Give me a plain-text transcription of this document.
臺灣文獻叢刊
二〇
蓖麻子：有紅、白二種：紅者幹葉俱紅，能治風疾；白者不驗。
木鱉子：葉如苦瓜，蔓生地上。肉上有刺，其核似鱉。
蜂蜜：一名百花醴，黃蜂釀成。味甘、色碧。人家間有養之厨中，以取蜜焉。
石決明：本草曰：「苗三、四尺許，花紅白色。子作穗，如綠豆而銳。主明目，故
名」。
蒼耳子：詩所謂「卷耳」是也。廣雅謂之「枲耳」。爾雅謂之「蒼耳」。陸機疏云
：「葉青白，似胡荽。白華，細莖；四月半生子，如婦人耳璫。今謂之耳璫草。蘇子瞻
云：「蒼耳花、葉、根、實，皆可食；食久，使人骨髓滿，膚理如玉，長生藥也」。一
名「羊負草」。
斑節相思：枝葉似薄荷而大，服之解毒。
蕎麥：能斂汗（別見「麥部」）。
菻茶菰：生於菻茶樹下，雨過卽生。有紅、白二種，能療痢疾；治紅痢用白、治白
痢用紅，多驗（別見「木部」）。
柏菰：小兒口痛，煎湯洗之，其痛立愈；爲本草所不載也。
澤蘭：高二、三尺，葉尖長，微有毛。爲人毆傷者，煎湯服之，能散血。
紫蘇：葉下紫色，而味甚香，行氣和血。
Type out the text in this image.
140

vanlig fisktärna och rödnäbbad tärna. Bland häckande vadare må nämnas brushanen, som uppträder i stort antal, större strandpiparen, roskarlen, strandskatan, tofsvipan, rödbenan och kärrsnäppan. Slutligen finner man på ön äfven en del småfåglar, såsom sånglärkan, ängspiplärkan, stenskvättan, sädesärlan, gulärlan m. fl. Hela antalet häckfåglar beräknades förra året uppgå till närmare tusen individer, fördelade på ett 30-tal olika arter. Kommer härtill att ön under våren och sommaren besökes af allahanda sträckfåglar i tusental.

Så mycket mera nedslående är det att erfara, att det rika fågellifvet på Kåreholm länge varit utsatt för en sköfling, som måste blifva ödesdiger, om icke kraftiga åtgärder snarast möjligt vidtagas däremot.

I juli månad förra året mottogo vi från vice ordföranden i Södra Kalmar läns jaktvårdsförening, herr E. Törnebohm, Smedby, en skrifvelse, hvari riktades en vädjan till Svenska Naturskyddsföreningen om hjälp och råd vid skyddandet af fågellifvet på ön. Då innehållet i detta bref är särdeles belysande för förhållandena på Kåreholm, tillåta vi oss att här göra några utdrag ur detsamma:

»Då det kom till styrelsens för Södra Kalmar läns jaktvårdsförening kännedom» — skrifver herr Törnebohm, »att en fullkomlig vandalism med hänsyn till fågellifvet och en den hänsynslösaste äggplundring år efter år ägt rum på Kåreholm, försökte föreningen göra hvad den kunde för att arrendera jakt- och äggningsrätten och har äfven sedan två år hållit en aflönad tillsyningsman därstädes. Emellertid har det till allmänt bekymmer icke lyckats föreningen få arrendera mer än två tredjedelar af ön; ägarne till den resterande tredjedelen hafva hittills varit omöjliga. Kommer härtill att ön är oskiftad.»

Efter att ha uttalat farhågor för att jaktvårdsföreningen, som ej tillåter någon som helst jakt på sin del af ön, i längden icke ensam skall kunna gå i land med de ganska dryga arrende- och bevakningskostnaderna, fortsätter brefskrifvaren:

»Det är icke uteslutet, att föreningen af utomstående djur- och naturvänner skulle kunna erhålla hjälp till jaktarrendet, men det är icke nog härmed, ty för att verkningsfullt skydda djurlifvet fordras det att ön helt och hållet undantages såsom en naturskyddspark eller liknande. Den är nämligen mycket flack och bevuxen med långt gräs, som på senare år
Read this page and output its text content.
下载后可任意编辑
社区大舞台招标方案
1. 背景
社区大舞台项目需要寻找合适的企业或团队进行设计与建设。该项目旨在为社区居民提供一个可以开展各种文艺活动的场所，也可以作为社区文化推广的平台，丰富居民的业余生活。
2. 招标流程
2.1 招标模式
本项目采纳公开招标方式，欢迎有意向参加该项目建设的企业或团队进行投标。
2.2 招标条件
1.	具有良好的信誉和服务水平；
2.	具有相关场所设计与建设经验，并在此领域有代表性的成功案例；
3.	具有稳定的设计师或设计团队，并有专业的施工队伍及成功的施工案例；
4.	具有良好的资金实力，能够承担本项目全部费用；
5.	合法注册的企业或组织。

=== Given instruction ===
Go through the entries and repeat each one exactly.

=== Written reply ===
Give me a plain-text transcription of this document.
臺灣文獻叢刊
二〇
蓖麻子：有紅、白二種：紅者幹葉俱紅，能治風疾；白者不驗。
木鱉子：葉如苦瓜，蔓生地上。肉上有刺，其核似鱉。
蜂蜜：一名百花醴，黃蜂釀成。味甘、色碧。人家間有養之厨中，以取蜜焉。
石決明：本草曰：「苗三、四尺許，花紅白色。子作穗，如綠豆而銳。主明目，故
名」。
蒼耳子：詩所謂「卷耳」是也。廣雅謂之「枲耳」。爾雅謂之「蒼耳」。陸機疏云
：「葉青白，似胡荽。白華，細莖；四月半生子，如婦人耳璫。今謂之耳璫草。蘇子瞻
云：「蒼耳花、葉、根、實，皆可食；食久，使人骨髓滿，膚理如玉，長生藥也」。一
名「羊負草」。
斑節相思：枝葉似薄荷而大，服之解毒。
蕎麥：能斂汗（別見「麥部」）。
菻茶菰：生於菻茶樹下，雨過卽生。有紅、白二種，能療痢疾；治紅痢用白、治白
痢用紅，多驗（別見「木部」）。
柏菰：小兒口痛，煎湯洗之，其痛立愈；爲本草所不載也。
澤蘭：高二、三尺，葉尖長，微有毛。爲人毆傷者，煎湯服之，能散血。
紫蘇：葉下紫色，而味甚香，行氣和血。
Type out the text in this image.
140

vanlig fisktärna och rödnäbbad tärna. Bland häckande vadare må nämnas brushanen, som uppträder i stort antal, större strandpiparen, roskarlen, strandskatan, tofsvipan, rödbenan och kärrsnäppan. Slutligen finner man på ön äfven en del småfåglar, såsom sånglärkan, ängspiplärkan, stenskvättan, sädesärlan, gulärlan m. fl. Hela antalet häckfåglar beräknades förra året uppgå till närmare tusen individer, fördelade på ett 30-tal olika arter. Kommer härtill att ön under våren och sommaren besökes af allahanda sträckfåglar i tusental.

Så mycket mera nedslående är det att erfara, att det rika fågellifvet på Kåreholm länge varit utsatt för en sköfling, som måste blifva ödesdiger, om icke kraftiga åtgärder snarast möjligt vidtagas däremot.

I juli månad förra året mottogo vi från vice ordföranden i Södra Kalmar läns jaktvårdsförening, herr E. Törnebohm, Smedby, en skrifvelse, hvari riktades en vädjan till Svenska Naturskyddsföreningen om hjälp och råd vid skyddandet af fågellifvet på ön. Då innehållet i detta bref är särdeles belysande för förhållandena på Kåreholm, tillåta vi oss att här göra några utdrag ur detsamma:

»Då det kom till styrelsens för Södra Kalmar läns jaktvårdsförening kännedom» — skrifver herr Törnebohm, »att en fullkomlig vandalism med hänsyn till fågellifvet och en den hänsynslösaste äggplundring år efter år ägt rum på Kåreholm, försökte föreningen göra hvad den kunde för att arrendera jakt- och äggningsrätten och har äfven sedan två år hållit en aflönad tillsyningsman därstädes. Emellertid har det till allmänt bekymmer icke lyckats föreningen få arrendera mer än två tredjedelar af ön; ägarne till den resterande tredjedelen hafva hittills varit omöjliga. Kommer härtill att ön är oskiftad.»

Efter att ha uttalat farhågor för att jaktvårdsföreningen, som ej tillåter någon som helst jakt på sin del af ön, i längden icke ensam skall kunna gå i land med de ganska dryga arrende- och bevakningskostnaderna, fortsätter brefskrifvaren:

»Det är icke uteslutet, att föreningen af utomstående djur- och naturvänner skulle kunna erhålla hjälp till jaktarrendet, men det är icke nog härmed, ty för att verkningsfullt skydda djurlifvet fordras det att ön helt och hållet undantages såsom en naturskyddspark eller liknande. Den är nämligen mycket flack och bevuxen med långt gräs, som på senare år
Read this page and output its text content.
下载后可任意编辑
社区大舞台招标方案
1. 背景
社区大舞台项目需要寻找合适的企业或团队进行设计与建设。该项目旨在为社区居民提供一个可以开展各种文艺活动的场所，也可以作为社区文化推广的平台，丰富居民的业余生活。
2. 招标流程
2.1 招标模式
本项目采纳公开招标方式，欢迎有意向参加该项目建设的企业或团队进行投标。
2.2 招标条件
1.	具有良好的信誉和服务水平；
2.	具有相关场所设计与建设经验，并在此领域有代表性的成功案例；
3.	具有稳定的设计师或设计团队，并有专业的施工队伍及成功的施工案例；
4.	具有良好的资金实力，能够承担本项目全部费用；
5.	合法注册的企业或组织。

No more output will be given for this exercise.